→ **Challenge**
Lines containing the string "content" are to be counted. Write only how many there are.

__________________________________________________

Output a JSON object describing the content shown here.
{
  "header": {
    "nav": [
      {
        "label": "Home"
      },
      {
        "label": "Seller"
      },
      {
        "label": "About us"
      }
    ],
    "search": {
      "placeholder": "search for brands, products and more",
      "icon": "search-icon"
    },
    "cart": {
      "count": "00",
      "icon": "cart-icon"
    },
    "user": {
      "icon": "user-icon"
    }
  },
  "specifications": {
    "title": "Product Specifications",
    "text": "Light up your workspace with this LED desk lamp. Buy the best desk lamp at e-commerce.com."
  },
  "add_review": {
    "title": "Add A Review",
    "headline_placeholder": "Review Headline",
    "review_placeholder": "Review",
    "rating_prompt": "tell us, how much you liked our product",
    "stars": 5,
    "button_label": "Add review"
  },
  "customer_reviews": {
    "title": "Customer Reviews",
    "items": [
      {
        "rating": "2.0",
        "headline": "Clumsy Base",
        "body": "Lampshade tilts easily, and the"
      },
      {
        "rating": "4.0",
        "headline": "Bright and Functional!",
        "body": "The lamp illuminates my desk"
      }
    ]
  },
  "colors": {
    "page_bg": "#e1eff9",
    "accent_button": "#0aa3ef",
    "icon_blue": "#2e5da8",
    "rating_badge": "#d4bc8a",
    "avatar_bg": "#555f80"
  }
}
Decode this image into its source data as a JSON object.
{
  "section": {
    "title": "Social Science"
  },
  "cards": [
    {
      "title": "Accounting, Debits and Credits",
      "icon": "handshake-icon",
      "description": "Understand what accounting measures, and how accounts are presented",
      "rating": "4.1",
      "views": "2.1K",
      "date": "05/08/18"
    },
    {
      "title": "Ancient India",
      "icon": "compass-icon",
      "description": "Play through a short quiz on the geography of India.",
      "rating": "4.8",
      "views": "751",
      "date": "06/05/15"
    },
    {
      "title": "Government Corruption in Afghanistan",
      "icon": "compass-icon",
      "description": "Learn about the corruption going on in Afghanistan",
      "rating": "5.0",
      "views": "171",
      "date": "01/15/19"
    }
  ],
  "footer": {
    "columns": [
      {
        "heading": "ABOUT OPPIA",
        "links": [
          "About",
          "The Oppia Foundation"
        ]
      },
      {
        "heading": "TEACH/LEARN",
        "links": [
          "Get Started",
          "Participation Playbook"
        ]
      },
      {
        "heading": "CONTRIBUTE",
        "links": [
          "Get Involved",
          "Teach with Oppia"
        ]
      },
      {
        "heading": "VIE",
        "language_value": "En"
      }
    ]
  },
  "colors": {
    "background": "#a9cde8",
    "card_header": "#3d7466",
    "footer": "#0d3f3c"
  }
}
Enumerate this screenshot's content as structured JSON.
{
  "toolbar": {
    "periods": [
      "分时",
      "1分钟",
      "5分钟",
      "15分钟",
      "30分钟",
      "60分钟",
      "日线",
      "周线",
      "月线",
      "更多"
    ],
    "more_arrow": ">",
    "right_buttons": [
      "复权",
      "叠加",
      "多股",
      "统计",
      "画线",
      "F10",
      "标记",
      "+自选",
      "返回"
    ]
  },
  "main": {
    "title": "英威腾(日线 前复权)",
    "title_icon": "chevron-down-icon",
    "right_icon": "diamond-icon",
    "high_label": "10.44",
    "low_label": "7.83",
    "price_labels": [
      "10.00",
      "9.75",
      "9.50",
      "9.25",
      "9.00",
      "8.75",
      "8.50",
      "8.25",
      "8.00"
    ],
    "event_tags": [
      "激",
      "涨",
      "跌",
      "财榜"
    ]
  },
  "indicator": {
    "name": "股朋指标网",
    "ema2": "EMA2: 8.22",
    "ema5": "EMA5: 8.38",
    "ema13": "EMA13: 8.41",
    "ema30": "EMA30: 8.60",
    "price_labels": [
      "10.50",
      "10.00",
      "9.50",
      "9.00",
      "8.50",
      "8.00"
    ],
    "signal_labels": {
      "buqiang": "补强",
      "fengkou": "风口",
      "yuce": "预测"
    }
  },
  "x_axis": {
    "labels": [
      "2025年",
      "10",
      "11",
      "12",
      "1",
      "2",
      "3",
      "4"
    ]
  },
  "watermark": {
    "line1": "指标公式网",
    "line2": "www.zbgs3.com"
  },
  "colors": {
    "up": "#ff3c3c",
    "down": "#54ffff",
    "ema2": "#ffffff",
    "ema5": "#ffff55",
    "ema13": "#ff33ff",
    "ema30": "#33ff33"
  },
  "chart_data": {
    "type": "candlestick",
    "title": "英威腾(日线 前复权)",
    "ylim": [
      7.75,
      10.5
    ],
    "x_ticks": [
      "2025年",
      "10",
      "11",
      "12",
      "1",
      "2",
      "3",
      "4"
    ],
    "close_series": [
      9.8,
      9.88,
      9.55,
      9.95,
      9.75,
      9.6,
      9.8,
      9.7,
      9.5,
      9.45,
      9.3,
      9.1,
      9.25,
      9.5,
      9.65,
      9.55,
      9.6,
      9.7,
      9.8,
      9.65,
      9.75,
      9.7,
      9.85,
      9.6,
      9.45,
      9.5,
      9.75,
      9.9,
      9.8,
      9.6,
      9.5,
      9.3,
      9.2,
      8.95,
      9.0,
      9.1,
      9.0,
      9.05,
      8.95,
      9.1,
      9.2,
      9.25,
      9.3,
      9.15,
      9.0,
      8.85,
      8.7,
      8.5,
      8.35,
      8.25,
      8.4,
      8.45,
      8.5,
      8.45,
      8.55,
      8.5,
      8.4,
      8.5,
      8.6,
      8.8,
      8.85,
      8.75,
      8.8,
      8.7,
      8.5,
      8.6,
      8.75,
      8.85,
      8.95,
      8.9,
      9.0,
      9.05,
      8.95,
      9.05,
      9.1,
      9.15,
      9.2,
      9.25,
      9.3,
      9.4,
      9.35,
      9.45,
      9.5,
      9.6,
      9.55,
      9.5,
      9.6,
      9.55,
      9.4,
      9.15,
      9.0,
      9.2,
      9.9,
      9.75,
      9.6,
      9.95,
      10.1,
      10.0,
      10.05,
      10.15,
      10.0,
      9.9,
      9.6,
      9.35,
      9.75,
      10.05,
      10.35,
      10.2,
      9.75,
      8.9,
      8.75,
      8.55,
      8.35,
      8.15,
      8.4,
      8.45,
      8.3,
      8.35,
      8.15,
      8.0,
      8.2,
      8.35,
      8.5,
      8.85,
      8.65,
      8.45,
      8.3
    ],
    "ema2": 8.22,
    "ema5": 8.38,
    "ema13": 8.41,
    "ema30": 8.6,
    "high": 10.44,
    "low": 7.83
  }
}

__________________________________________________

→ **Answer to this problem**
2